■ **The data**:
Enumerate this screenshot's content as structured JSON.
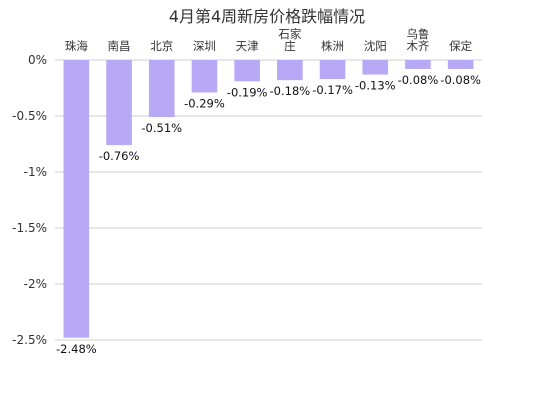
{
  "chart_data": {
    "type": "bar",
    "title": "4月第4周新房价格跌幅情况",
    "xlabel": "",
    "ylabel": "",
    "categories": [
      [
        "珠海"
      ],
      [
        "南昌"
      ],
      [
        "北京"
      ],
      [
        "深圳"
      ],
      [
        "天津"
      ],
      [
        "石家",
        "庄"
      ],
      [
        "株洲"
      ],
      [
        "沈阳"
      ],
      [
        "乌鲁",
        "木齐"
      ],
      [
        "保定"
      ]
    ],
    "values": [
      -2.48,
      -0.76,
      -0.51,
      -0.29,
      -0.19,
      -0.18,
      -0.17,
      -0.13,
      -0.08,
      -0.08
    ],
    "value_labels": [
      "-2.48%",
      "-0.76%",
      "-0.51%",
      "-0.29%",
      "-0.19%",
      "-0.18%",
      "-0.17%",
      "-0.13%",
      "-0.08%",
      "-0.08%"
    ],
    "ylim": [
      -2.5,
      0
    ],
    "yticks": [
      0,
      -0.5,
      -1,
      -1.5,
      -2,
      -2.5
    ],
    "ytick_labels": [
      "0%",
      "-0.5%",
      "-1%",
      "-1.5%",
      "-2%",
      "-2.5%"
    ],
    "grid": true,
    "legend": "none",
    "bar_color": "#b8a9f7"
  }
}
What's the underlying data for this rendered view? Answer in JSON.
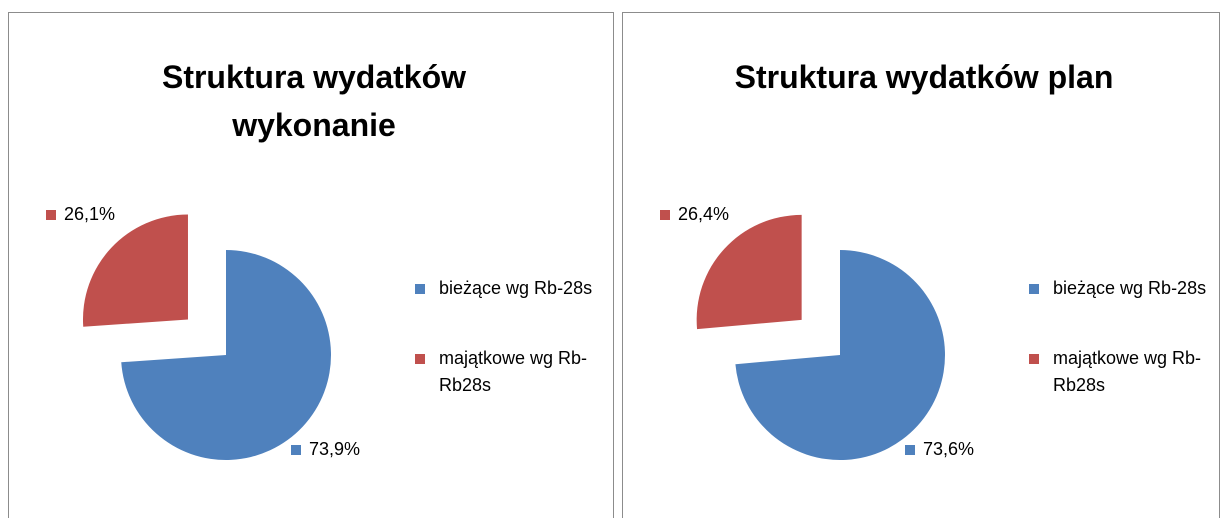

■ **Work to do**:
Repeat the preceding records precisely, and leave every picture out of the copy.

■ **Solution to the exercise**:
Enumerate this screenshot's content as structured JSON.
{
  "chart_data": {
    "type": "bar",
    "title": "4月第4周新房价格跌幅情况",
    "xlabel": "",
    "ylabel": "",
    "categories": [
      [
        "珠海"
      ],
      [
        "南昌"
      ],
      [
        "北京"
      ],
      [
        "深圳"
      ],
      [
        "天津"
      ],
      [
        "石家",
        "庄"
      ],
      [
        "株洲"
      ],
      [
        "沈阳"
      ],
      [
        "乌鲁",
        "木齐"
      ],
      [
        "保定"
      ]
    ],
    "values": [
      -2.48,
      -0.76,
      -0.51,
      -0.29,
      -0.19,
      -0.18,
      -0.17,
      -0.13,
      -0.08,
      -0.08
    ],
    "value_labels": [
      "-2.48%",
      "-0.76%",
      "-0.51%",
      "-0.29%",
      "-0.19%",
      "-0.18%",
      "-0.17%",
      "-0.13%",
      "-0.08%",
      "-0.08%"
    ],
    "ylim": [
      -2.5,
      0
    ],
    "yticks": [
      0,
      -0.5,
      -1,
      -1.5,
      -2,
      -2.5
    ],
    "ytick_labels": [
      "0%",
      "-0.5%",
      "-1%",
      "-1.5%",
      "-2%",
      "-2.5%"
    ],
    "grid": true,
    "legend": "none",
    "bar_color": "#b8a9f7"
  }
}
What's the underlying data for this rendered view? Answer in JSON.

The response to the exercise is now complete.